-- start of Text section --

But how to define a metro area?
 
Defining cities based on their administrative boundaries is often inadequate as these frequently over- or under-state true city areas – few would disagree, for example, that the “true” area of Jakarta is far greater than that of the Special Capital Region. Given the inadequacies of relying on administrative boundaries, experts from a range of disciplines – economics, human geography, and remote sensing – have attempted to develop alternatives, leveraging, in many cases, satellite imagery and high-resolution “gridded” population data sets such as LandScan or GHS-Pop that cover the entire planet.
 
Despite a proliferation of approaches, however, little is known about how different approaches compare in terms of the areas they define. Likewise, little is known about whether the choice of approach makes a difference to our understanding of key empirical relationships – such as the strength of agglomeration economies (i.e. the strength of productivity benefits associated with a city’s size and density) – relating to the working of cities.

-- end of Text section --

> Requests
(A) In the passage on defining metro areas, why have experts tried to develop alternatives to administrative boundaries for defining cities?
(B) Reproduce the passage on defining metro areas from "Defining cities based" to "the entire planet.".

-- start of Data extract --

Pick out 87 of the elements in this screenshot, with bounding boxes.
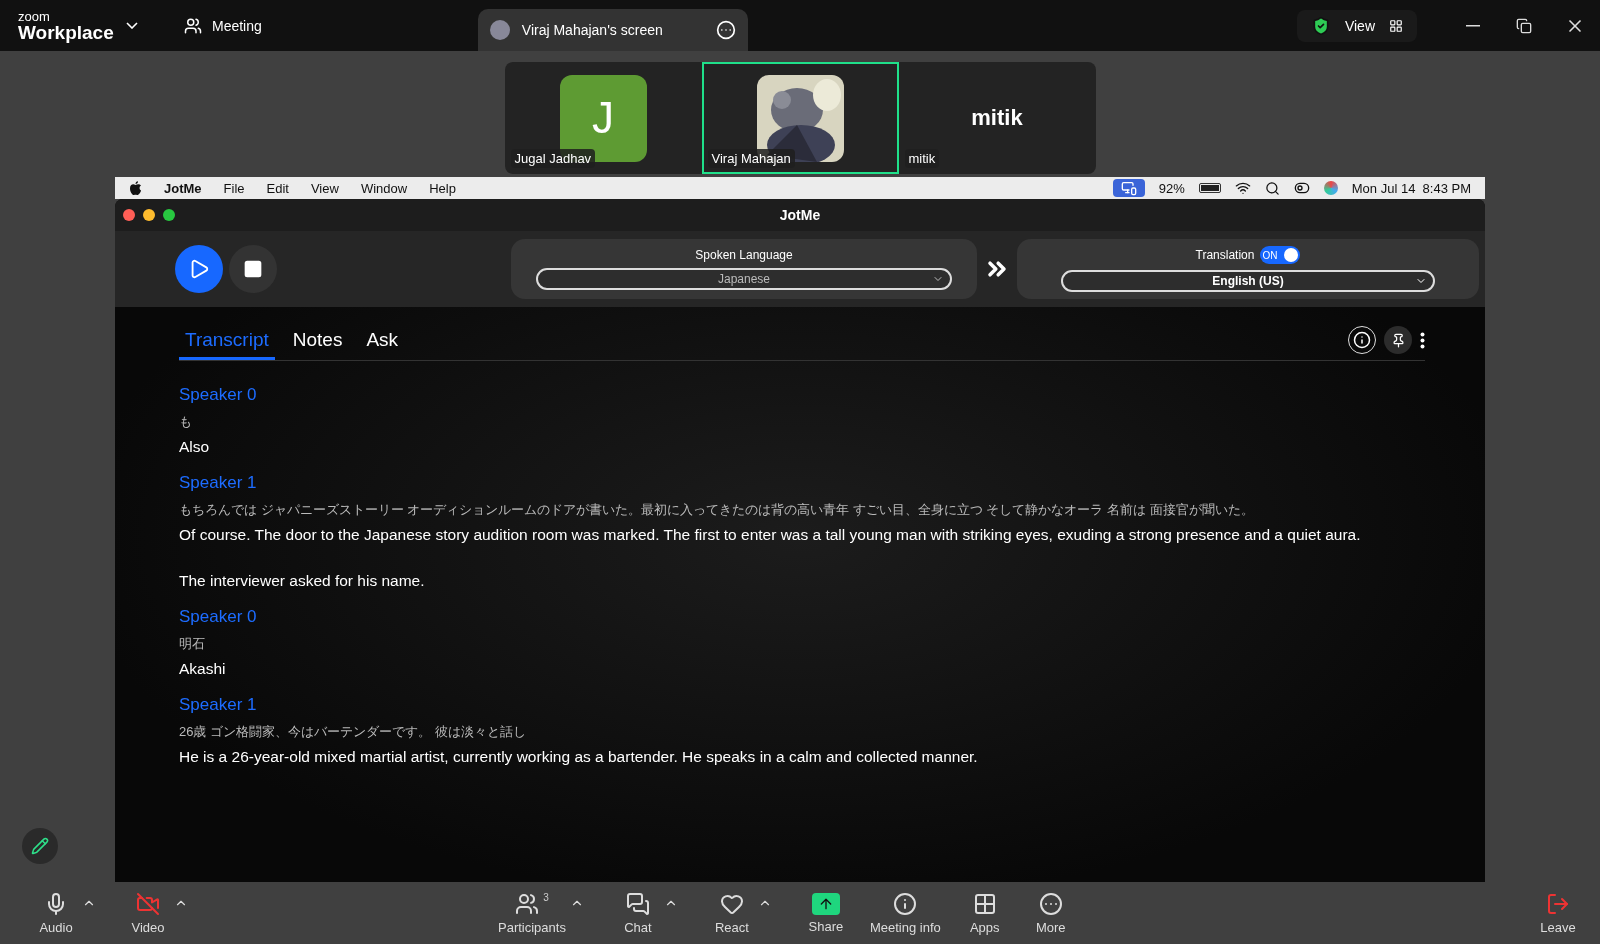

-- end of Data extract --

> The answers
(A) Administrative boundaries often overstate or understate the true area of a city. The text gives Jakarta as an example: its true area is far greater than the Special Capital Region. Because of this weakness, experts have developed alternatives, often using satellite imagery and gridded population data.

(B)
Defining cities based on their administrative boundaries is often inadequate as these frequently over- or under-state true city areas – few would disagree, for example, that the “true” area of Jakarta is far greater than that of the Special Capital Region. Given the inadequacies of relying on administrative boundaries, experts from a range of disciplines – economics, human geography, and remote sensing – have attempted to develop alternatives, leveraging, in many cases, satellite imagery and high-resolution “gridded” population data sets such as LandScan or GHS-Pop that cover the entire planet.